[Problem to work on] Any picture among the records should be left out, please; retype the rest exactly.

[Supplied material]
start

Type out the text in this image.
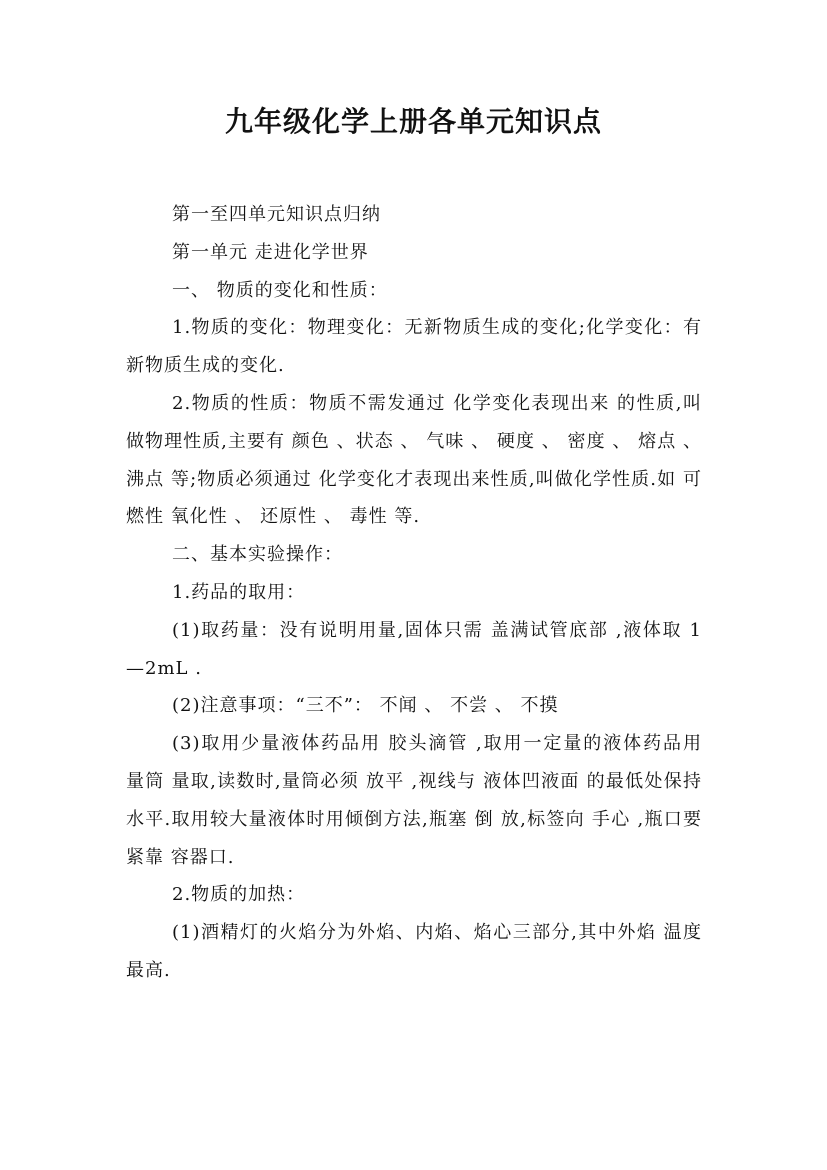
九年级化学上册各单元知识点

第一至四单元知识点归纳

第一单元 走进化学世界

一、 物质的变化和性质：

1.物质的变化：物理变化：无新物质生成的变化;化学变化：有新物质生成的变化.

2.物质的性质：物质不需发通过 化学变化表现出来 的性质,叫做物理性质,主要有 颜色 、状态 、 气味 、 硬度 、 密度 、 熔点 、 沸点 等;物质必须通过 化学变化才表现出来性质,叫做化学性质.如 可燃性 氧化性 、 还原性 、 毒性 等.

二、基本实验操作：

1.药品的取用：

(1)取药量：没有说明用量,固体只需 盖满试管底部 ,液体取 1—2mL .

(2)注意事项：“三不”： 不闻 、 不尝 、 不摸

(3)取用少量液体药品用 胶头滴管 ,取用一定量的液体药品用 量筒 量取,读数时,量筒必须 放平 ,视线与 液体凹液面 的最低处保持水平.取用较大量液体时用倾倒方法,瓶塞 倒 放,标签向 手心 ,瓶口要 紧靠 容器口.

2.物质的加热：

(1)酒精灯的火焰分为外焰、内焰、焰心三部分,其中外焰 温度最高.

end

[Result of this task]
Type out the text in this image.
九年级化学上册各单元知识点

第一至四单元知识点归纳

第一单元 走进化学世界

一、 物质的变化和性质：

1.物质的变化：物理变化：无新物质生成的变化;化学变化：有新物质生成的变化.

2.物质的性质：物质不需发通过 化学变化表现出来 的性质,叫做物理性质,主要有 颜色 、状态 、 气味 、 硬度 、 密度 、 熔点 、 沸点 等;物质必须通过 化学变化才表现出来性质,叫做化学性质.如 可燃性 氧化性 、 还原性 、 毒性 等.

二、基本实验操作：

1.药品的取用：

(1)取药量：没有说明用量,固体只需 盖满试管底部 ,液体取 1—2mL .

(2)注意事项：“三不”： 不闻 、 不尝 、 不摸

(3)取用少量液体药品用 胶头滴管 ,取用一定量的液体药品用 量筒 量取,读数时,量筒必须 放平 ,视线与 液体凹液面 的最低处保持水平.取用较大量液体时用倾倒方法,瓶塞 倒 放,标签向 手心 ,瓶口要 紧靠 容器口.

2.物质的加热：

(1)酒精灯的火焰分为外焰、内焰、焰心三部分,其中外焰 温度最高.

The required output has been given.